Provide only the number of lines in the records below that include "this".

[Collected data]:
.....
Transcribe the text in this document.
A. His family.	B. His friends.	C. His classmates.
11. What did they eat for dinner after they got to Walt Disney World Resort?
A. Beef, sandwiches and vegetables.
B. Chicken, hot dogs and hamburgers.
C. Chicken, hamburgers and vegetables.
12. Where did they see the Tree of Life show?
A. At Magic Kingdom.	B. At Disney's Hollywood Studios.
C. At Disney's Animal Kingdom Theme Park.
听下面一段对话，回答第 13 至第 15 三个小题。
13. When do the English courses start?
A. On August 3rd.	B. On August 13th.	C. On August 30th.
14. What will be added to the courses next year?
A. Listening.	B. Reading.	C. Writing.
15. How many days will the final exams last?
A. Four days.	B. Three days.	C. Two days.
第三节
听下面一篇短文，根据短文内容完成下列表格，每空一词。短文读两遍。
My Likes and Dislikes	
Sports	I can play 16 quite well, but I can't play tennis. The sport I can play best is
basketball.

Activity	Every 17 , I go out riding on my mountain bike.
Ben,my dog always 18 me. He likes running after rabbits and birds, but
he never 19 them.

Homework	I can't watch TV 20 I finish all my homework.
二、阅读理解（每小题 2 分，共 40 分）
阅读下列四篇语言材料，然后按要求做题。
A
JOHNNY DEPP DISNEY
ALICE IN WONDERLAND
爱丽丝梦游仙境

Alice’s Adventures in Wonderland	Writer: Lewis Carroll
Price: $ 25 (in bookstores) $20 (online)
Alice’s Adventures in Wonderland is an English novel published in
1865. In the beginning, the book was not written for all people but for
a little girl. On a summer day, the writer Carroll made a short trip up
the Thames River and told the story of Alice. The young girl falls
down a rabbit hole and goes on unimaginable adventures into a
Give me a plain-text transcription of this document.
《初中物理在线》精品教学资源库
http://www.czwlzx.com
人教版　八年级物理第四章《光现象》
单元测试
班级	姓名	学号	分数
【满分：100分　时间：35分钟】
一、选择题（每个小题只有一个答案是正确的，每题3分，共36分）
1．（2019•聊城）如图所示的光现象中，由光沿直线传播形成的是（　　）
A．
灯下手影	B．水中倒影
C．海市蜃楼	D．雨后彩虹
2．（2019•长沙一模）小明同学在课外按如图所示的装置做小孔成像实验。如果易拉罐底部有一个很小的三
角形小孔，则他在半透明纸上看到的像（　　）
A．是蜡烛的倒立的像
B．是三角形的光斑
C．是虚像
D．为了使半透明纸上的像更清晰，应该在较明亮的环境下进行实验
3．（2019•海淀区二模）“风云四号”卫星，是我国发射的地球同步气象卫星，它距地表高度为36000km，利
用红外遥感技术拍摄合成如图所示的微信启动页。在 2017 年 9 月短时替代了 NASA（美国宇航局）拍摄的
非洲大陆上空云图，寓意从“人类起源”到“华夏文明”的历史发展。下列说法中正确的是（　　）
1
.....
[COMPLETED EXERCISE]: 2